ACTIVITY
From the entries that follow, pick out all lines holding "their".

:: DATASET RECORDS

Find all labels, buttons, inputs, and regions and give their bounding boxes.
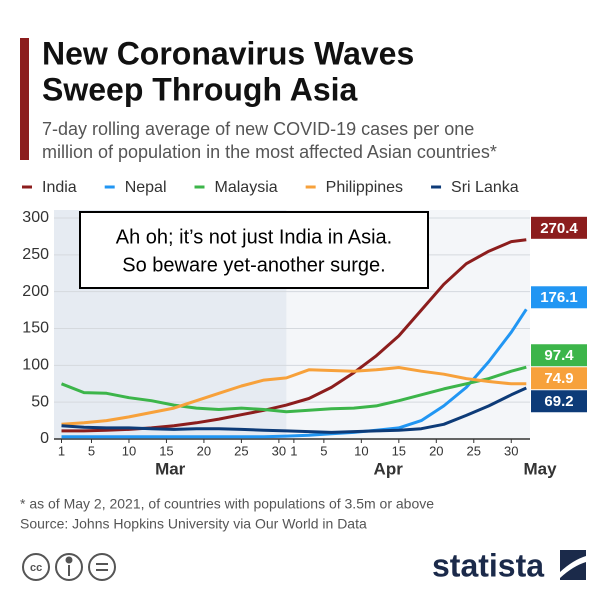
x-tick-label: 5 [88, 443, 95, 458]
x-tick-label: 15 [392, 443, 406, 458]
end-label: 97.4 [544, 347, 574, 364]
end-label: 69.2 [544, 393, 573, 410]
annotation-box [79, 211, 429, 289]
end-label: 270.4 [540, 220, 578, 237]
x-tick-label: 1 [58, 443, 65, 458]
x-tick-label: 30 [504, 443, 518, 458]
y-tick-label: 50 [31, 393, 49, 410]
legend-label: Philippines [326, 179, 403, 196]
chart-subtitle: million of population in the most affect… [42, 142, 497, 162]
source: Source: Johns Hopkins University via Our… [20, 516, 367, 532]
brand-icon [560, 550, 586, 580]
end-label-box [531, 216, 587, 239]
chart-title: New Coronavirus Waves [42, 35, 414, 71]
x-tick-label: 20 [429, 443, 443, 458]
chart-subtitle: 7-day rolling average of new COVID-19 ca… [42, 119, 474, 139]
y-tick-label: 300 [22, 209, 49, 226]
x-tick-label: 5 [320, 443, 327, 458]
x-tick-label: 10 [354, 443, 368, 458]
month-label: Mar [155, 459, 186, 478]
y-tick-label: 150 [22, 320, 49, 337]
annotation: So beware yet-another surge. [122, 254, 386, 276]
end-label-box [531, 367, 587, 390]
end-label-box [531, 344, 587, 367]
end-label: 176.1 [540, 289, 578, 306]
x-tick-label: 20 [197, 443, 211, 458]
legend-label: Nepal [125, 179, 167, 196]
line-series [61, 366, 527, 426]
x-tick-label: 10 [122, 443, 136, 458]
month-label: May [523, 459, 557, 478]
end-label-box [531, 390, 587, 413]
month-label: Apr [374, 459, 404, 478]
license-icons [22, 553, 116, 581]
x-tick-label: 30 [272, 443, 286, 458]
line-series [61, 308, 528, 439]
x-tick-label: 15 [159, 443, 173, 458]
x-tick-label: 1 [290, 443, 297, 458]
end-label: 74.9 [544, 370, 573, 387]
legend-label: India [42, 179, 77, 196]
y-tick-label: 0 [40, 430, 49, 447]
legend-label: Sri Lanka [451, 179, 519, 196]
cc-mark: cc [30, 562, 42, 574]
x-tick-label: 25 [234, 443, 248, 458]
legend-label: Malaysia [215, 179, 278, 196]
brand: statista [432, 547, 544, 583]
line-series [60, 365, 527, 414]
y-tick-label: 200 [22, 283, 49, 300]
end-label-box [531, 286, 587, 309]
chart-title: Sweep Through Asia [42, 71, 358, 107]
title-accent [20, 38, 29, 160]
y-tick-label: 100 [22, 357, 49, 374]
line-series [61, 386, 527, 434]
y-tick-label: 250 [22, 246, 49, 263]
footnote: * as of May 2, 2021, of countries with p… [20, 496, 434, 512]
x-tick-label: 25 [467, 443, 481, 458]
annotation: Ah oh; it’s not just India in Asia. [116, 226, 392, 248]
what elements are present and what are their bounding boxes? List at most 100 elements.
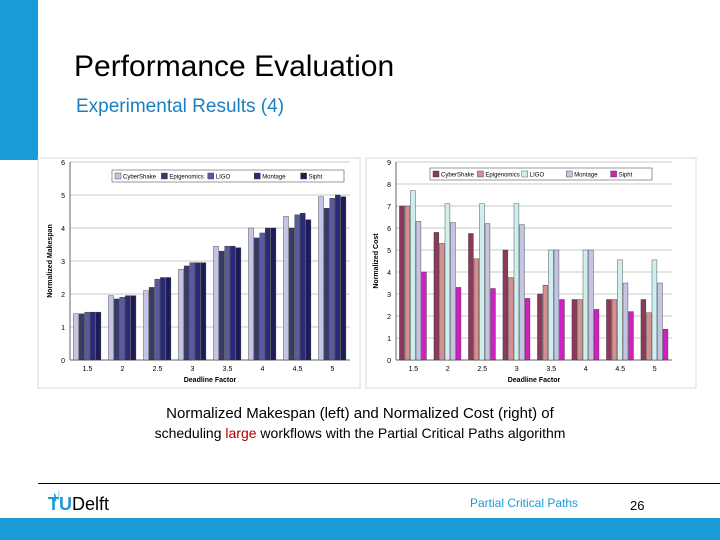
bar-montage	[415, 221, 422, 361]
bar-ligo	[444, 203, 451, 361]
y-tick-label: 3	[61, 259, 65, 266]
bar-epigenomics	[473, 258, 480, 361]
x-axis-label: Deadline Factor	[508, 377, 561, 384]
bar-montage	[90, 311, 96, 361]
bar-ligo	[84, 311, 90, 361]
x-tick-label: 4.5	[293, 366, 303, 373]
bar-epigenomics	[183, 265, 190, 361]
bar-epigenomics	[404, 205, 411, 361]
legend-label: CyberShake	[123, 175, 157, 181]
bar-montage	[657, 282, 663, 361]
bar-sipht	[95, 311, 102, 361]
bar-sipht	[200, 262, 207, 361]
legend-box	[429, 167, 653, 181]
bar-ligo	[548, 249, 554, 361]
legend-swatch	[521, 170, 528, 178]
bar-cybershake	[433, 232, 440, 361]
bar-cybershake	[318, 196, 324, 361]
bar-epigenomics	[288, 227, 295, 361]
caption-suffix: workflows with the Partial Critical Path…	[256, 425, 566, 441]
y-tick-label: 0	[61, 358, 65, 365]
bar-montage	[588, 249, 594, 361]
bar-cybershake	[606, 299, 612, 361]
legend-label: Montage	[262, 175, 286, 181]
bar-sipht	[490, 288, 496, 361]
y-tick-label: 1	[387, 336, 391, 343]
bar-montage	[519, 224, 525, 361]
bar-montage	[230, 245, 236, 361]
x-axis-label: Deadline Factor	[184, 377, 237, 384]
legend-label: Epigenomics	[169, 175, 203, 181]
slide-title: Performance Evaluation	[74, 50, 395, 83]
legend-label: Montage	[574, 173, 598, 179]
bar-epigenomics	[646, 312, 652, 361]
page-number: 26	[630, 498, 645, 513]
bar-cybershake	[213, 245, 219, 361]
bar-sipht	[130, 295, 137, 361]
bar-ligo	[119, 297, 125, 361]
legend-swatch	[477, 170, 484, 178]
bar-cybershake	[502, 249, 509, 361]
y-tick-label: 4	[387, 270, 391, 277]
legend-swatch	[114, 172, 122, 180]
y-tick-label: 6	[61, 160, 65, 167]
slide-subtitle: Experimental Results (4)	[76, 96, 285, 117]
bar-ligo	[294, 214, 300, 361]
legend-label: Sipht	[309, 175, 323, 181]
bar-montage	[450, 222, 456, 361]
caption-prefix: scheduling	[154, 425, 226, 441]
bar-montage	[125, 295, 131, 361]
x-tick-label: 5	[331, 366, 335, 373]
bar-ligo	[617, 259, 623, 361]
x-tick-label: 3.5	[223, 366, 233, 373]
caption-highlight: large	[225, 425, 257, 441]
y-axis-label: Normalized Makespan	[47, 224, 54, 298]
footer-bar	[0, 518, 720, 540]
bar-montage	[265, 227, 271, 361]
bar-sipht	[593, 309, 600, 361]
legend-swatch	[253, 172, 261, 180]
chart-2: 0 1 2 3 4 5 6 7 8 9 1.5 2 2.5 3 3.5 4 4.5 5 Deadline Facto…	[365, 157, 697, 389]
bar-montage	[622, 282, 629, 361]
legend-label: Epigenomics	[485, 173, 519, 179]
x-tick-label: 2.5	[477, 366, 487, 373]
x-tick-label: 3	[515, 366, 519, 373]
bar-epigenomics	[508, 277, 514, 361]
legend-box	[111, 169, 345, 183]
bar-epigenomics	[577, 299, 583, 361]
bar-epigenomics	[542, 285, 549, 361]
bar-montage	[484, 223, 491, 361]
y-tick-label: 8	[387, 182, 391, 189]
logo-tu: TU	[48, 494, 72, 514]
x-tick-label: 2	[446, 366, 450, 373]
footer-divider	[38, 483, 720, 484]
bar-ligo	[410, 190, 416, 361]
bar-ligo	[651, 259, 658, 361]
footer-title: Partial Critical Paths	[470, 496, 579, 510]
bar-montage	[553, 249, 560, 361]
bar-epigenomics	[611, 299, 618, 361]
x-tick-label: 4.5	[615, 366, 625, 373]
tu-delft-logo: TUDelft	[48, 494, 109, 515]
x-tick-label: 3	[191, 366, 195, 373]
bar-cybershake	[468, 233, 474, 361]
legend-label: LIGO	[216, 175, 231, 181]
bar-ligo	[479, 203, 485, 361]
bar-sipht	[662, 329, 669, 361]
x-tick-label: 4	[584, 366, 588, 373]
bar-sipht	[628, 311, 634, 361]
bar-sipht	[165, 277, 172, 361]
bar-epigenomics	[323, 207, 330, 361]
bar-epigenomics	[253, 237, 260, 361]
bar-ligo	[154, 278, 160, 361]
x-tick-label: 1.5	[408, 366, 418, 373]
bar-epigenomics	[113, 298, 120, 361]
bar-sipht	[270, 227, 277, 361]
y-tick-label: 2	[61, 292, 65, 299]
bar-ligo	[224, 245, 230, 361]
bar-epigenomics	[218, 250, 225, 361]
bar-cybershake	[399, 205, 405, 361]
y-tick-label: 3	[387, 292, 391, 299]
bar-ligo	[259, 232, 265, 361]
x-tick-label: 4	[261, 366, 265, 373]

::::

WRITTEN SOLUTION
Find all labels, buttons, inputs, and regions and give their bounding boxes.
what elements are present and what are their bounding boxes? List at most 100 elements.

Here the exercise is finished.